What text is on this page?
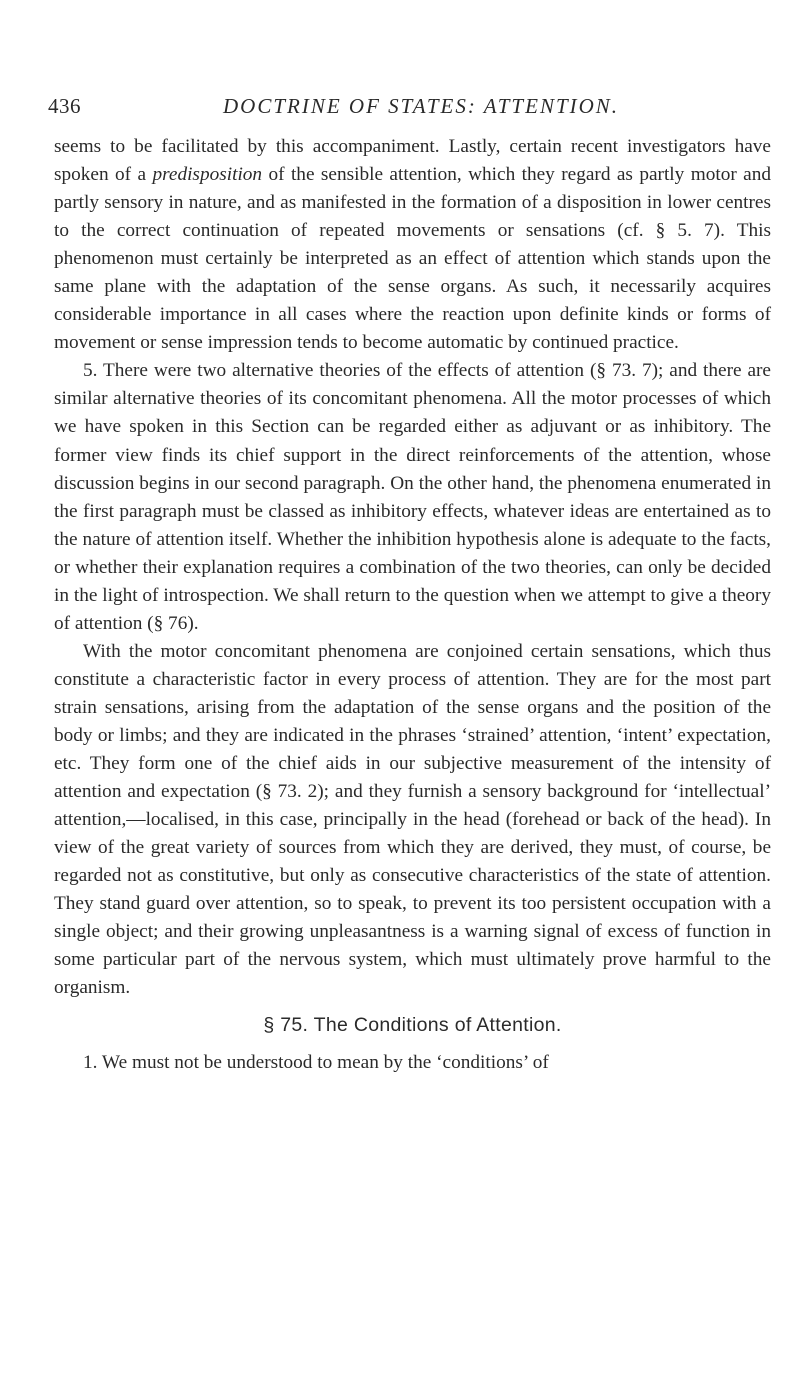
436	DOCTRINE OF STATES: ATTENTION.

seems to be facilitated by this accompaniment. Lastly, certain recent investigators have spoken of a predisposition of the sensible attention, which they regard as partly motor and partly sensory in nature, and as manifested in the formation of a disposition in lower centres to the correct continuation of repeated movements or sensations (cf. § 5. 7). This phenomenon must certainly be interpreted as an effect of attention which stands upon the same plane with the adaptation of the sense organs. As such, it necessarily acquires considerable importance in all cases where the reaction upon definite kinds or forms of movement or sense impression tends to become automatic by continued practice.

5. There were two alternative theories of the effects of attention (§ 73. 7); and there are similar alternative theories of its concomitant phenomena. All the motor processes of which we have spoken in this Section can be regarded either as adjuvant or as inhibitory. The former view finds its chief support in the direct reinforcements of the attention, whose discussion begins in our second paragraph. On the other hand, the phenomena enumerated in the first paragraph must be classed as inhibitory effects, whatever ideas are entertained as to the nature of attention itself. Whether the inhibition hypothesis alone is adequate to the facts, or whether their explanation requires a combination of the two theories, can only be decided in the light of introspection. We shall return to the question when we attempt to give a theory of attention (§ 76).

With the motor concomitant phenomena are conjoined certain sensations, which thus constitute a characteristic factor in every process of attention. They are for the most part strain sensations, arising from the adaptation of the sense organs and the position of the body or limbs; and they are indicated in the phrases ‘strained’ attention, ‘intent’ expectation, etc. They form one of the chief aids in our subjective measurement of the intensity of attention and expectation (§ 73. 2); and they furnish a sensory background for ‘intellectual’ attention,—localised, in this case, principally in the head (forehead or back of the head). In view of the great variety of sources from which they are derived, they must, of course, be regarded not as constitutive, but only as consecutive characteristics of the state of attention. They stand guard over attention, so to speak, to prevent its too persistent occupation with a single object; and their growing unpleasantness is a warning signal of excess of function in some particular part of the nervous system, which must ultimately prove harmful to the organism.

§ 75. The Conditions of Attention.

1. We must not be understood to mean by the ‘conditions’ of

Job: Every line above should be returned word for word, with the pictures left behind.

Exercise response:
What text is on this page?
436	DOCTRINE OF STATES: ATTENTION.

seems to be facilitated by this accompaniment. Lastly, certain recent investigators have spoken of a predisposition of the sensible attention, which they regard as partly motor and partly sensory in nature, and as manifested in the formation of a disposition in lower centres to the correct continuation of repeated movements or sensations (cf. § 5. 7). This phenomenon must certainly be interpreted as an effect of attention which stands upon the same plane with the adaptation of the sense organs. As such, it necessarily acquires considerable importance in all cases where the reaction upon definite kinds or forms of movement or sense impression tends to become automatic by continued practice.

5. There were two alternative theories of the effects of attention (§ 73. 7); and there are similar alternative theories of its concomitant phenomena. All the motor processes of which we have spoken in this Section can be regarded either as adjuvant or as inhibitory. The former view finds its chief support in the direct reinforcements of the attention, whose discussion begins in our second paragraph. On the other hand, the phenomena enumerated in the first paragraph must be classed as inhibitory effects, whatever ideas are entertained as to the nature of attention itself. Whether the inhibition hypothesis alone is adequate to the facts, or whether their explanation requires a combination of the two theories, can only be decided in the light of introspection. We shall return to the question when we attempt to give a theory of attention (§ 76).

With the motor concomitant phenomena are conjoined certain sensations, which thus constitute a characteristic factor in every process of attention. They are for the most part strain sensations, arising from the adaptation of the sense organs and the position of the body or limbs; and they are indicated in the phrases ‘strained’ attention, ‘intent’ expectation, etc. They form one of the chief aids in our subjective measurement of the intensity of attention and expectation (§ 73. 2); and they furnish a sensory background for ‘intellectual’ attention,—localised, in this case, principally in the head (forehead or back of the head). In view of the great variety of sources from which they are derived, they must, of course, be regarded not as constitutive, but only as consecutive characteristics of the state of attention. They stand guard over attention, so to speak, to prevent its too persistent occupation with a single object; and their growing unpleasantness is a warning signal of excess of function in some particular part of the nervous system, which must ultimately prove harmful to the organism.

§ 75. The Conditions of Attention.

1. We must not be understood to mean by the ‘conditions’ of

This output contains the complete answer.